[THE RECORDS start]

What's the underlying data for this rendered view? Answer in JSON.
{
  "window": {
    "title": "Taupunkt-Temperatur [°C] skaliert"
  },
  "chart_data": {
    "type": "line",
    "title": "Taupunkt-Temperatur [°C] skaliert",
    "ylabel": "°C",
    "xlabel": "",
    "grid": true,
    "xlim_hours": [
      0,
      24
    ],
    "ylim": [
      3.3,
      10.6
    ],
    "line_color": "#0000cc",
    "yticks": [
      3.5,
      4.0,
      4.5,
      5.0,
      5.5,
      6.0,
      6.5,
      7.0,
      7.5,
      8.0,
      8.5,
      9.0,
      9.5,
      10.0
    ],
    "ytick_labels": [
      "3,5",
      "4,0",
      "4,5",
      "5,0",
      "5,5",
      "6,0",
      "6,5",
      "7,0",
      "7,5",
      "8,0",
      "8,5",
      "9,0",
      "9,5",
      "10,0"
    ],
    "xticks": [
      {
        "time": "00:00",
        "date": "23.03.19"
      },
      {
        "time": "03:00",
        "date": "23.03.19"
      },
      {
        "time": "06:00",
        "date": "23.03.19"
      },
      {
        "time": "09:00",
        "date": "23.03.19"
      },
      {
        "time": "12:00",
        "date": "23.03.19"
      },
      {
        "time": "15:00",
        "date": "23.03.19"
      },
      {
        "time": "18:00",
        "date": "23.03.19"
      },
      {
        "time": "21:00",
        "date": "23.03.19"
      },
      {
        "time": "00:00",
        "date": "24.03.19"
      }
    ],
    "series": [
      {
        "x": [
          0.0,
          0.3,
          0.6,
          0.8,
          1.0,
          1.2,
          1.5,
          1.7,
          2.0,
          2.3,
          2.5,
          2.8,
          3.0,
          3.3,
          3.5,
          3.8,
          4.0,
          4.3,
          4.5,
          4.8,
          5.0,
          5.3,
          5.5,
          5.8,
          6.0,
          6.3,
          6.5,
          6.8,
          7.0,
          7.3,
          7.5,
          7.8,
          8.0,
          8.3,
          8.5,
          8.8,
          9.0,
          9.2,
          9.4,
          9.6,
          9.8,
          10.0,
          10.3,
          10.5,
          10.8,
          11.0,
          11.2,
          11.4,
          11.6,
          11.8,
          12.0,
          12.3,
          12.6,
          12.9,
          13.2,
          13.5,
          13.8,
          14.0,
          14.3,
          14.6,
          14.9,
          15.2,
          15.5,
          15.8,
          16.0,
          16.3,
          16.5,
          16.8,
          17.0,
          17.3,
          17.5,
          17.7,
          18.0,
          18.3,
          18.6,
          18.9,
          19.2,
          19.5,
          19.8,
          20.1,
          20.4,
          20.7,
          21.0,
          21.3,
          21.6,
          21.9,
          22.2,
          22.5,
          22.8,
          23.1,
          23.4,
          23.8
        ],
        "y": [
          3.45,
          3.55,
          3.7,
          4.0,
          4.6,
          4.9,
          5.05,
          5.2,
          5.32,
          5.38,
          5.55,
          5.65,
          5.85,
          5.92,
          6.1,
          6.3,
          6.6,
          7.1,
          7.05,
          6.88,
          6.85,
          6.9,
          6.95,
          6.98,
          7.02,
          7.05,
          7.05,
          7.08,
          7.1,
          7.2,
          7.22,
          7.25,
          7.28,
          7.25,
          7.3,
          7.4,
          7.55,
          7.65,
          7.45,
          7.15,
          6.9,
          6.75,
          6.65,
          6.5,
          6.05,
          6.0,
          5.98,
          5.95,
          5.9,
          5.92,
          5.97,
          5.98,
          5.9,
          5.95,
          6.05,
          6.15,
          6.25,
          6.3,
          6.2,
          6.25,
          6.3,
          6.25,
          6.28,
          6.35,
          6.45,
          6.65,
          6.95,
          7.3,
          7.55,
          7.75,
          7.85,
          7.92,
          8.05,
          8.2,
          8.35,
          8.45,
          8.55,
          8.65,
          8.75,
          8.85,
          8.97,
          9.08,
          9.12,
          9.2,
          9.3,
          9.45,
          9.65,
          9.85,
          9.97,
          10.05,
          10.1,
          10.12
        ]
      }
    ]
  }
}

[THE RECORDS end]

From the data above, count the lines where "Temperatur" occurs and give that figure and nothing else.

■ RESULT ■
2